* Data tied to figure images *
╭──
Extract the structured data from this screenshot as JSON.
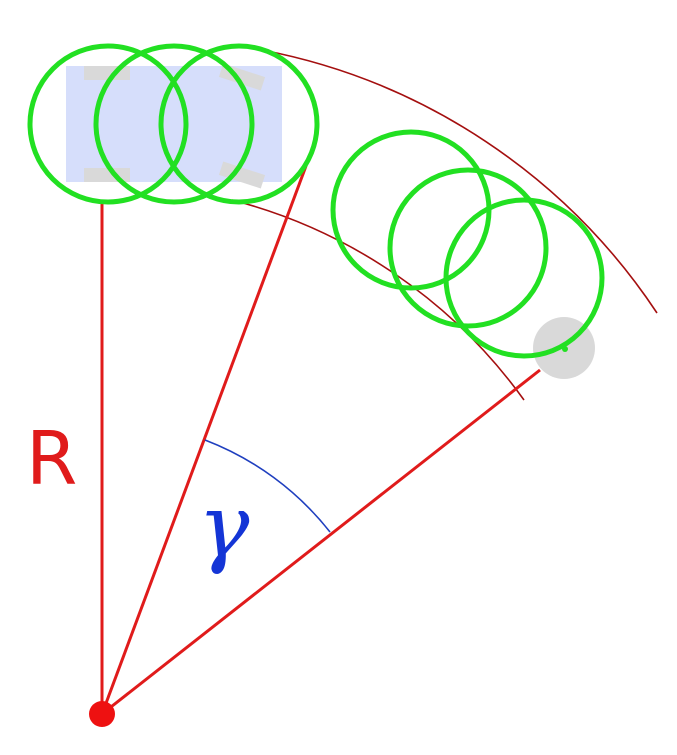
{
  "labels": {
    "radius": "R",
    "angle": "γ"
  },
  "colors": {
    "radius_lines": "#e01b1b",
    "arc_boundaries": "#a40f0f",
    "angle_arc": "#1f3fbf",
    "angle_label": "#1435d6",
    "footprint_circles": "#22e022",
    "vehicle_body": "#d6defb",
    "vehicle_wheels": "#d9d9d9",
    "target_marker": "#d9d9d9",
    "center_point": "#ee1111"
  }
}
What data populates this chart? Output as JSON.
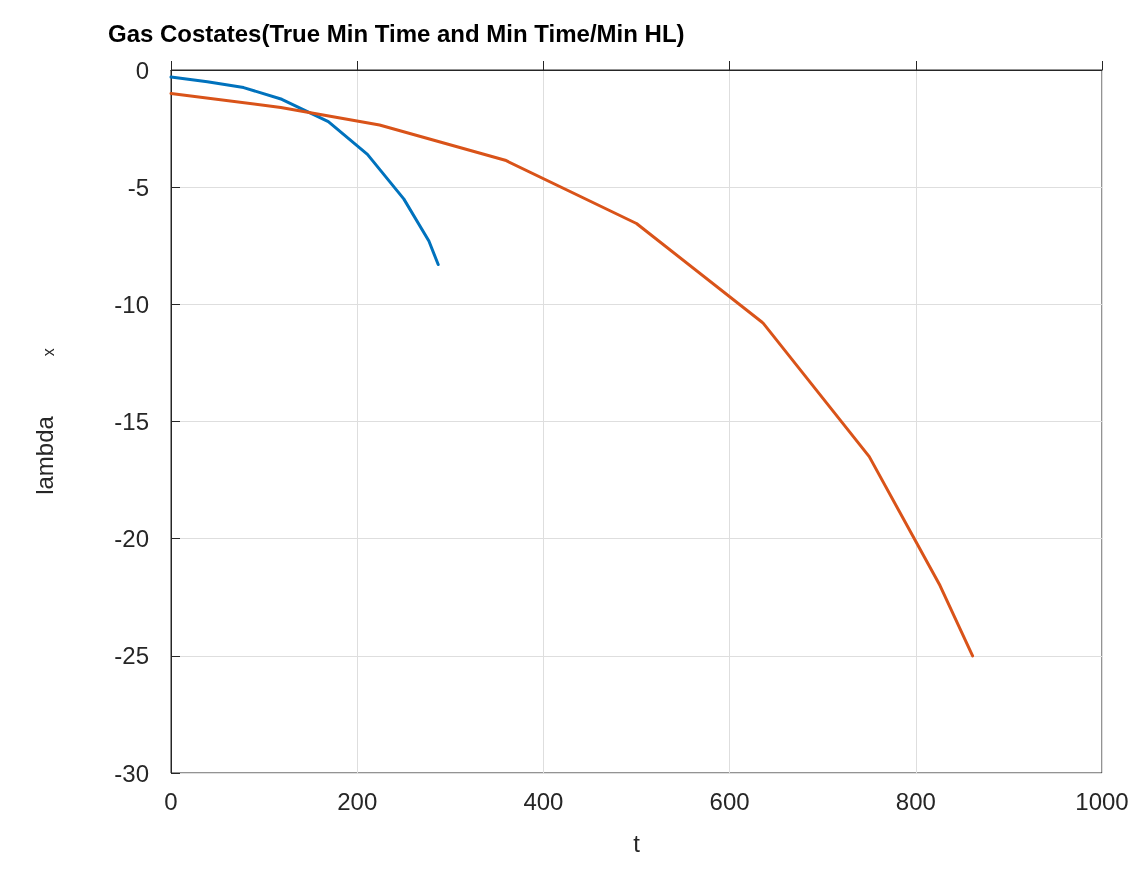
{
  "chart_data": {
    "type": "line",
    "title": "Gas Costates(True Min Time and Min Time/Min HL)",
    "xlabel": "t",
    "ylabel": "lambda$_{x}$",
    "series": [
      {
        "color": "#0072bd",
        "x": [
          0,
          39,
          78,
          119,
          169,
          211,
          250,
          277,
          287
        ],
        "values": [
          -0.3,
          -0.5,
          -0.75,
          -1.25,
          -2.2,
          -3.6,
          -5.5,
          -7.3,
          -8.3
        ]
      },
      {
        "color": "#d95319",
        "x": [
          0,
          118,
          224,
          359,
          500,
          636,
          750,
          826,
          861
        ],
        "values": [
          -1.0,
          -1.6,
          -2.35,
          -3.85,
          -6.55,
          -10.8,
          -16.5,
          -22.0,
          -25.0
        ]
      }
    ],
    "xlim": [
      0,
      1000
    ],
    "xticks": [
      0,
      200,
      400,
      600,
      800,
      1000
    ],
    "ylim": [
      -30,
      0
    ],
    "yticks": [
      -30,
      -25,
      -20,
      -15,
      -10,
      -5,
      0
    ],
    "grid": true,
    "line_style": "solid",
    "marker": "none"
  }
}
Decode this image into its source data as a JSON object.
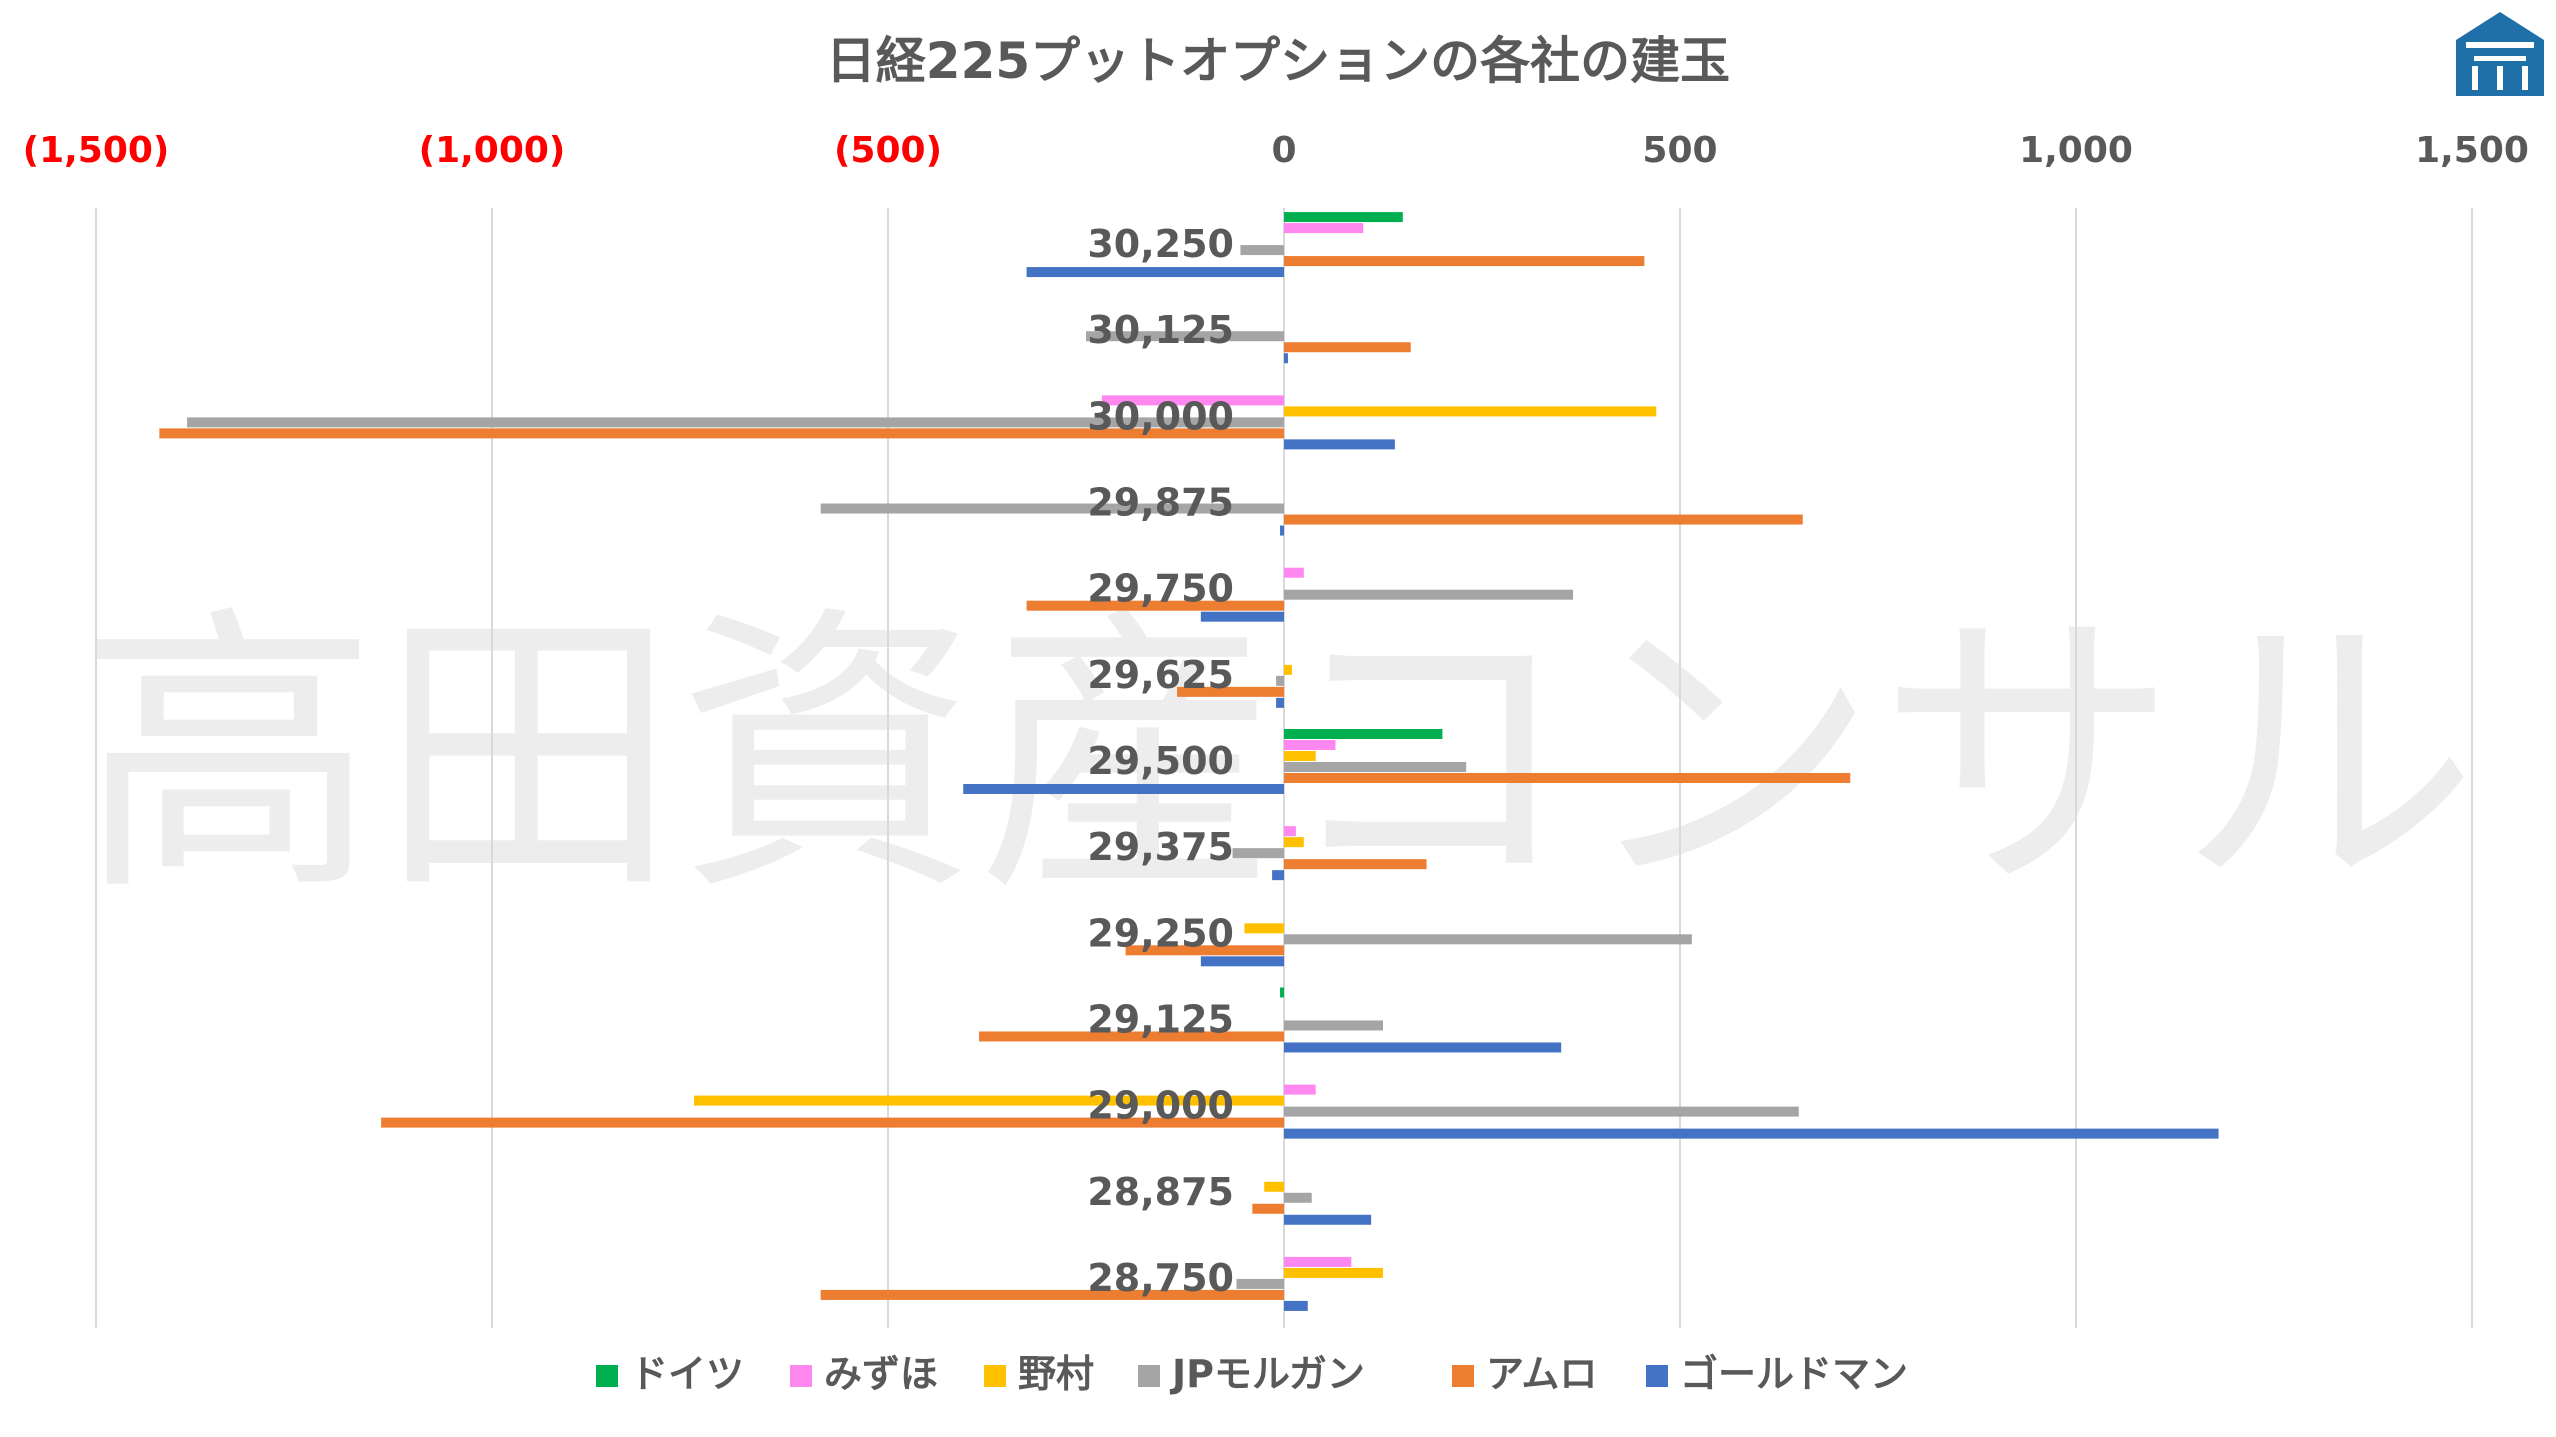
{
  "chart_data": {
    "type": "bar",
    "orientation": "horizontal",
    "title": "日経225プットオプションの各社の建玉",
    "watermark": "高田資産コンサル",
    "xlim": [
      -1500,
      1500
    ],
    "xticks": [
      {
        "value": -1500,
        "label": "(1,500)"
      },
      {
        "value": -1000,
        "label": "(1,000)"
      },
      {
        "value": -500,
        "label": "(500)"
      },
      {
        "value": 0,
        "label": "0"
      },
      {
        "value": 500,
        "label": "500"
      },
      {
        "value": 1000,
        "label": "1,000"
      },
      {
        "value": 1500,
        "label": "1,500"
      }
    ],
    "tick_colors": {
      "negative": "#ff0000",
      "nonnegative": "#595959"
    },
    "grid": true,
    "legend_position": "bottom",
    "categories": [
      "30,250",
      "30,125",
      "30,000",
      "29,875",
      "29,750",
      "29,625",
      "29,500",
      "29,375",
      "29,250",
      "29,125",
      "29,000",
      "28,875",
      "28,750"
    ],
    "series": [
      {
        "name": "ドイツ",
        "color": "#00b050",
        "values": [
          150,
          0,
          0,
          0,
          0,
          0,
          200,
          0,
          0,
          -5,
          0,
          0,
          0
        ]
      },
      {
        "name": "みずほ",
        "color": "#ff87f0",
        "values": [
          100,
          0,
          -230,
          0,
          25,
          0,
          65,
          15,
          0,
          0,
          40,
          0,
          85
        ]
      },
      {
        "name": "野村",
        "color": "#ffc000",
        "values": [
          0,
          0,
          470,
          0,
          0,
          10,
          40,
          25,
          -50,
          0,
          -745,
          -25,
          125
        ]
      },
      {
        "name": "JPモルガン",
        "color": "#a5a5a5",
        "values": [
          -55,
          -250,
          -1385,
          -585,
          365,
          -10,
          230,
          -65,
          515,
          125,
          650,
          35,
          -60
        ]
      },
      {
        "name": "アムロ",
        "color": "#ed7d31",
        "values": [
          455,
          160,
          -1420,
          655,
          -325,
          -135,
          715,
          180,
          -200,
          -385,
          -1140,
          -40,
          -585
        ]
      },
      {
        "name": "ゴールドマン",
        "color": "#4472c4",
        "values": [
          -325,
          5,
          140,
          -5,
          -105,
          -10,
          -405,
          -15,
          -105,
          350,
          1180,
          110,
          30
        ]
      }
    ]
  },
  "logo": {
    "icon": "building-icon",
    "color": "#1f6fa8"
  }
}
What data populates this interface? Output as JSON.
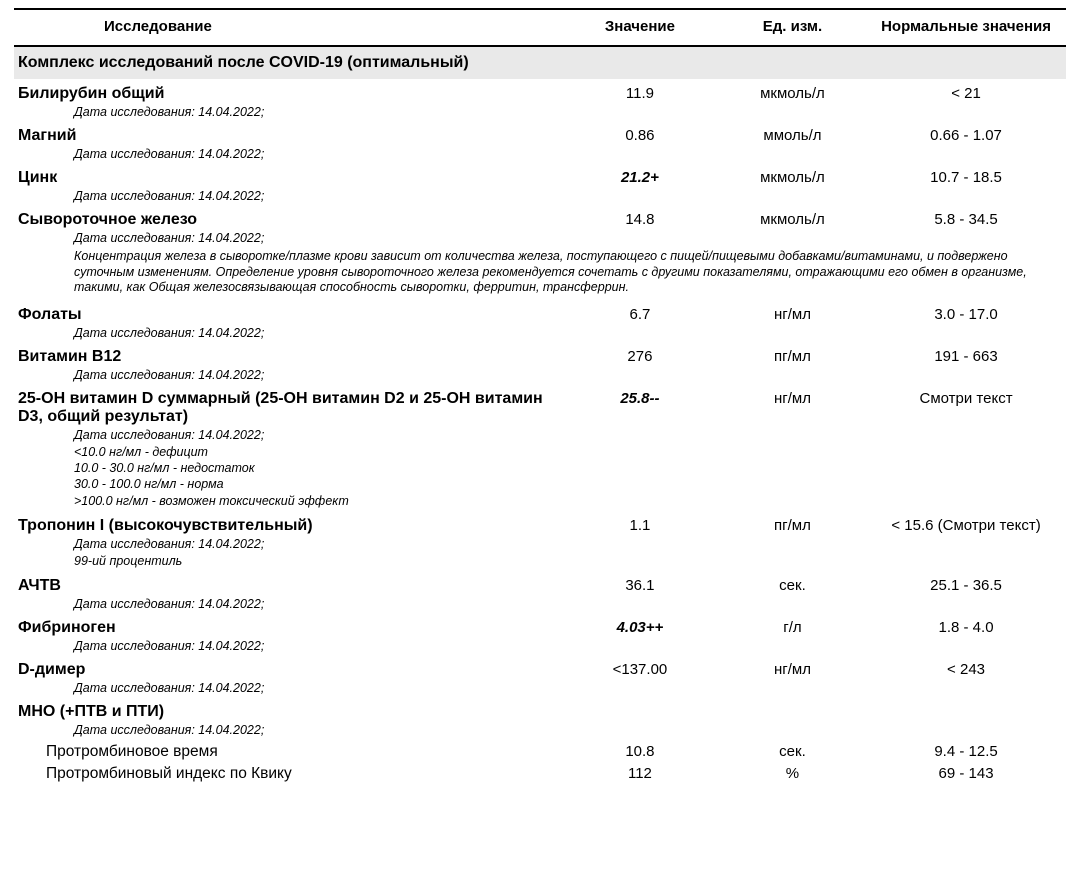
╰──
* TASK OBJECTIVE *
Leave out every line without the string "title" and copy the rest.

* SOLVED EXERCISE *
    "title": "Gas Costates(True Min Time and Min Time/Min HL)",
    "title": "日経225プットオプションの各社の建玉",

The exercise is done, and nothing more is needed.